[REQUIRED TASK]:
Pull out every line containing the string "故障检测及排除".

[Extracted records]

· · · · ·

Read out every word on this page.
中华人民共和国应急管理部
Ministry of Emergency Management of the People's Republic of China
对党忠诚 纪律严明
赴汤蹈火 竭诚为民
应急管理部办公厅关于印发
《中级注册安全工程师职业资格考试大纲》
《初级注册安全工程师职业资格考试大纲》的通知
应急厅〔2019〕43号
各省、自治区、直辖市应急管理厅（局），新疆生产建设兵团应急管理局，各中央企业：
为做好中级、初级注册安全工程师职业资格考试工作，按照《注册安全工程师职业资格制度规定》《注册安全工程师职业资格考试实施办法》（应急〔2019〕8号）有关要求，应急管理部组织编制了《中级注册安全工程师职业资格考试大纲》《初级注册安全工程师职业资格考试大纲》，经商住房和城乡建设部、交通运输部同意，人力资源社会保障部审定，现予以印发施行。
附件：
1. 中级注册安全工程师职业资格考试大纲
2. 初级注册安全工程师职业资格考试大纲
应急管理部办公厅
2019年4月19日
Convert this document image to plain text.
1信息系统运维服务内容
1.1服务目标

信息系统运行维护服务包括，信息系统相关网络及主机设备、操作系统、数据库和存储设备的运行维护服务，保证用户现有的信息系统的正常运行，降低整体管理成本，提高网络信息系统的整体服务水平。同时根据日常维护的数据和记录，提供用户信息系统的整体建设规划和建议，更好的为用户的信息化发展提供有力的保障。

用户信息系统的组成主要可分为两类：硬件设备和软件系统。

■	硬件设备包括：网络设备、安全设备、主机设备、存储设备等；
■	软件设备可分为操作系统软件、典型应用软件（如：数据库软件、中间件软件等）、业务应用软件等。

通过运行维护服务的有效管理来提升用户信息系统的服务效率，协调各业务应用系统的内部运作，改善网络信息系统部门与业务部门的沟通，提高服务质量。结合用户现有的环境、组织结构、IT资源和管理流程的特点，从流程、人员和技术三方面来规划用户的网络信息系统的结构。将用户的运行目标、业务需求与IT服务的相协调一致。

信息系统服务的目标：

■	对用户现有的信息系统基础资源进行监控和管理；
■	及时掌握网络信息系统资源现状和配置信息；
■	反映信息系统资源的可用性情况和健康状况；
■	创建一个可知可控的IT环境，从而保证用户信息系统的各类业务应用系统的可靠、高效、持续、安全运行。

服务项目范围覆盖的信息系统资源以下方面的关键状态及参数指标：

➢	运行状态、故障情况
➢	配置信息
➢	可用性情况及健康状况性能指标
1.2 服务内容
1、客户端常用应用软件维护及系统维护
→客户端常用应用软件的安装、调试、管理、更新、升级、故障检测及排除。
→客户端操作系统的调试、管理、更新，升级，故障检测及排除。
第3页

· · · · ·

[COMPLETE RESPONSE]:
→客户端常用应用软件的安装、调试、管理、更新、升级、故障检测及排除。
→客户端操作系统的调试、管理、更新，升级，故障检测及排除。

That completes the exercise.